## Begin

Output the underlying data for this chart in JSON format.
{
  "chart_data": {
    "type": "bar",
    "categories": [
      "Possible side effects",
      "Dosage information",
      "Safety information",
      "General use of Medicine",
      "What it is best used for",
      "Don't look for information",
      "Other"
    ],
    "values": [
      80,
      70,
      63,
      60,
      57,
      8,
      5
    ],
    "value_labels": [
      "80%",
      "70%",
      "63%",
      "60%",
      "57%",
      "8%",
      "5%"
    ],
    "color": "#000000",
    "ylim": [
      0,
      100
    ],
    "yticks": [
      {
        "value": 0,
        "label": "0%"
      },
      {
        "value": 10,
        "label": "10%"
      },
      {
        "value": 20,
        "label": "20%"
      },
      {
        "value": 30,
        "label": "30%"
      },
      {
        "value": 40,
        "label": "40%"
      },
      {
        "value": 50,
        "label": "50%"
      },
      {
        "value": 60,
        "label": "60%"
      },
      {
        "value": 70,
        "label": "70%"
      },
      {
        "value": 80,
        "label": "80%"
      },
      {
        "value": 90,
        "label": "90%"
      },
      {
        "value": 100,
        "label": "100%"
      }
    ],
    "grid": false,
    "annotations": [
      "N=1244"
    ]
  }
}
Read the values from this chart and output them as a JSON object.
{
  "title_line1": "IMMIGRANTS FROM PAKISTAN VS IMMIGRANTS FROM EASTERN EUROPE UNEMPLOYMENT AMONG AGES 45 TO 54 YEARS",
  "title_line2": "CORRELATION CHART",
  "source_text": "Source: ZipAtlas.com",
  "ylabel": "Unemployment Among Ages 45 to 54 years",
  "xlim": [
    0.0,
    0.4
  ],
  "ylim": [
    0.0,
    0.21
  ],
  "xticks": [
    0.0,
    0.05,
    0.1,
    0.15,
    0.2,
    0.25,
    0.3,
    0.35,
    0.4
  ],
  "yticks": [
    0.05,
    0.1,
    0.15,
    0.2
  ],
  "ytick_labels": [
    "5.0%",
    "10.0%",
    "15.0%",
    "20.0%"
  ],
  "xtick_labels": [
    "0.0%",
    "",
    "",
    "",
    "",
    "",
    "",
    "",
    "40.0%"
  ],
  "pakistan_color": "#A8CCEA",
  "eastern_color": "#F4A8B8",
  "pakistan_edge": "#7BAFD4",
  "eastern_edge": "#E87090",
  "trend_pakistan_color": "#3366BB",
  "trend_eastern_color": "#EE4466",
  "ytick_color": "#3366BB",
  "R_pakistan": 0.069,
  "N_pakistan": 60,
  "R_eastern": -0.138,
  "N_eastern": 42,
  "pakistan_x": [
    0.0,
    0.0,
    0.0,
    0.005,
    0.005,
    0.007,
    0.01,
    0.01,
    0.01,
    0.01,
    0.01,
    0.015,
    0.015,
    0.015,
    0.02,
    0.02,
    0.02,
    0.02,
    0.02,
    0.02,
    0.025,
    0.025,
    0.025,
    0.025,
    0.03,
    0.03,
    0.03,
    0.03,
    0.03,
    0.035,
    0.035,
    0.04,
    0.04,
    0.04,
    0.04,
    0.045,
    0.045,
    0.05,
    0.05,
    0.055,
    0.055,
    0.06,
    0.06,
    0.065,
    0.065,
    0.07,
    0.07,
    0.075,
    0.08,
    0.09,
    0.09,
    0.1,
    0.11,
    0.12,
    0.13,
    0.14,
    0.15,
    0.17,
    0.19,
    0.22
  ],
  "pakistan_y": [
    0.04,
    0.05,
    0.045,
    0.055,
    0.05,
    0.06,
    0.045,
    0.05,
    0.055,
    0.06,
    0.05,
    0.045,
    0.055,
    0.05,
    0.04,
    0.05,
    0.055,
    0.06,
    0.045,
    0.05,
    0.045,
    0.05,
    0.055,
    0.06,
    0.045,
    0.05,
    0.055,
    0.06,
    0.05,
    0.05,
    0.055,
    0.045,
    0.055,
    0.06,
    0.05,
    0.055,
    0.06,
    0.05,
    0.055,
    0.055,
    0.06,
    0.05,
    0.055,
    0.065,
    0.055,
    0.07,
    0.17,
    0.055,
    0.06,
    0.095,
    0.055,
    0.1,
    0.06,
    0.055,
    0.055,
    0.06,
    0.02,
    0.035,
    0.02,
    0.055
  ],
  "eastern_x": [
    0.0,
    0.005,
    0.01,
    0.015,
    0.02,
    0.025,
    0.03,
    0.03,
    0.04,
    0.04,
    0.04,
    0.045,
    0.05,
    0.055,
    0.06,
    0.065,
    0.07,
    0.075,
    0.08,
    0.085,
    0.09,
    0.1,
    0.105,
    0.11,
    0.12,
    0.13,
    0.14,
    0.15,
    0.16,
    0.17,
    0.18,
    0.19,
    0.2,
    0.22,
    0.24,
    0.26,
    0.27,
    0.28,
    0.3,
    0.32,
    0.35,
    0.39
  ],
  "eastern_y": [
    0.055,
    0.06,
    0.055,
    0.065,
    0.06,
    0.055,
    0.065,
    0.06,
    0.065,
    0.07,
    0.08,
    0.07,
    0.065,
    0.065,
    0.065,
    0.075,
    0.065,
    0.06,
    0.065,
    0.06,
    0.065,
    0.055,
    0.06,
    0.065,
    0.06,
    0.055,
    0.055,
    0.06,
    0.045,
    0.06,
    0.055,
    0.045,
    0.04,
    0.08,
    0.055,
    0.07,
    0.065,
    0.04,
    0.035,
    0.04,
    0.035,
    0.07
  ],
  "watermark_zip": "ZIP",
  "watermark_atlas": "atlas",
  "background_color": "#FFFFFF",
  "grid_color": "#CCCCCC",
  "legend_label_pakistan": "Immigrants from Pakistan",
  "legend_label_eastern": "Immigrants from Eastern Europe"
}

## End

*DIRECTION:* Give all the records again. Match them exactly.

*SOLUTION TO THIS TASK:*
Output the underlying data for this chart in JSON format.
{
  "chart_data": {
    "type": "bar",
    "categories": [
      "Possible side effects",
      "Dosage information",
      "Safety information",
      "General use of Medicine",
      "What it is best used for",
      "Don't look for information",
      "Other"
    ],
    "values": [
      80,
      70,
      63,
      60,
      57,
      8,
      5
    ],
    "value_labels": [
      "80%",
      "70%",
      "63%",
      "60%",
      "57%",
      "8%",
      "5%"
    ],
    "color": "#000000",
    "ylim": [
      0,
      100
    ],
    "yticks": [
      {
        "value": 0,
        "label": "0%"
      },
      {
        "value": 10,
        "label": "10%"
      },
      {
        "value": 20,
        "label": "20%"
      },
      {
        "value": 30,
        "label": "30%"
      },
      {
        "value": 40,
        "label": "40%"
      },
      {
        "value": 50,
        "label": "50%"
      },
      {
        "value": 60,
        "label": "60%"
      },
      {
        "value": 70,
        "label": "70%"
      },
      {
        "value": 80,
        "label": "80%"
      },
      {
        "value": 90,
        "label": "90%"
      },
      {
        "value": 100,
        "label": "100%"
      }
    ],
    "grid": false,
    "annotations": [
      "N=1244"
    ]
  }
}
Read the values from this chart and output them as a JSON object.
{
  "title_line1": "IMMIGRANTS FROM PAKISTAN VS IMMIGRANTS FROM EASTERN EUROPE UNEMPLOYMENT AMONG AGES 45 TO 54 YEARS",
  "title_line2": "CORRELATION CHART",
  "source_text": "Source: ZipAtlas.com",
  "ylabel": "Unemployment Among Ages 45 to 54 years",
  "xlim": [
    0.0,
    0.4
  ],
  "ylim": [
    0.0,
    0.21
  ],
  "xticks": [
    0.0,
    0.05,
    0.1,
    0.15,
    0.2,
    0.25,
    0.3,
    0.35,
    0.4
  ],
  "yticks": [
    0.05,
    0.1,
    0.15,
    0.2
  ],
  "ytick_labels": [
    "5.0%",
    "10.0%",
    "15.0%",
    "20.0%"
  ],
  "xtick_labels": [
    "0.0%",
    "",
    "",
    "",
    "",
    "",
    "",
    "",
    "40.0%"
  ],
  "pakistan_color": "#A8CCEA",
  "eastern_color": "#F4A8B8",
  "pakistan_edge": "#7BAFD4",
  "eastern_edge": "#E87090",
  "trend_pakistan_color": "#3366BB",
  "trend_eastern_color": "#EE4466",
  "ytick_color": "#3366BB",
  "R_pakistan": 0.069,
  "N_pakistan": 60,
  "R_eastern": -0.138,
  "N_eastern": 42,
  "pakistan_x": [
    0.0,
    0.0,
    0.0,
    0.005,
    0.005,
    0.007,
    0.01,
    0.01,
    0.01,
    0.01,
    0.01,
    0.015,
    0.015,
    0.015,
    0.02,
    0.02,
    0.02,
    0.02,
    0.02,
    0.02,
    0.025,
    0.025,
    0.025,
    0.025,
    0.03,
    0.03,
    0.03,
    0.03,
    0.03,
    0.035,
    0.035,
    0.04,
    0.04,
    0.04,
    0.04,
    0.045,
    0.045,
    0.05,
    0.05,
    0.055,
    0.055,
    0.06,
    0.06,
    0.065,
    0.065,
    0.07,
    0.07,
    0.075,
    0.08,
    0.09,
    0.09,
    0.1,
    0.11,
    0.12,
    0.13,
    0.14,
    0.15,
    0.17,
    0.19,
    0.22
  ],
  "pakistan_y": [
    0.04,
    0.05,
    0.045,
    0.055,
    0.05,
    0.06,
    0.045,
    0.05,
    0.055,
    0.06,
    0.05,
    0.045,
    0.055,
    0.05,
    0.04,
    0.05,
    0.055,
    0.06,
    0.045,
    0.05,
    0.045,
    0.05,
    0.055,
    0.06,
    0.045,
    0.05,
    0.055,
    0.06,
    0.05,
    0.05,
    0.055,
    0.045,
    0.055,
    0.06,
    0.05,
    0.055,
    0.06,
    0.05,
    0.055,
    0.055,
    0.06,
    0.05,
    0.055,
    0.065,
    0.055,
    0.07,
    0.17,
    0.055,
    0.06,
    0.095,
    0.055,
    0.1,
    0.06,
    0.055,
    0.055,
    0.06,
    0.02,
    0.035,
    0.02,
    0.055
  ],
  "eastern_x": [
    0.0,
    0.005,
    0.01,
    0.015,
    0.02,
    0.025,
    0.03,
    0.03,
    0.04,
    0.04,
    0.04,
    0.045,
    0.05,
    0.055,
    0.06,
    0.065,
    0.07,
    0.075,
    0.08,
    0.085,
    0.09,
    0.1,
    0.105,
    0.11,
    0.12,
    0.13,
    0.14,
    0.15,
    0.16,
    0.17,
    0.18,
    0.19,
    0.2,
    0.22,
    0.24,
    0.26,
    0.27,
    0.28,
    0.3,
    0.32,
    0.35,
    0.39
  ],
  "eastern_y": [
    0.055,
    0.06,
    0.055,
    0.065,
    0.06,
    0.055,
    0.065,
    0.06,
    0.065,
    0.07,
    0.08,
    0.07,
    0.065,
    0.065,
    0.065,
    0.075,
    0.065,
    0.06,
    0.065,
    0.06,
    0.065,
    0.055,
    0.06,
    0.065,
    0.06,
    0.055,
    0.055,
    0.06,
    0.045,
    0.06,
    0.055,
    0.045,
    0.04,
    0.08,
    0.055,
    0.07,
    0.065,
    0.04,
    0.035,
    0.04,
    0.035,
    0.07
  ],
  "watermark_zip": "ZIP",
  "watermark_atlas": "atlas",
  "background_color": "#FFFFFF",
  "grid_color": "#CCCCCC",
  "legend_label_pakistan": "Immigrants from Pakistan",
  "legend_label_eastern": "Immigrants from Eastern Europe"
}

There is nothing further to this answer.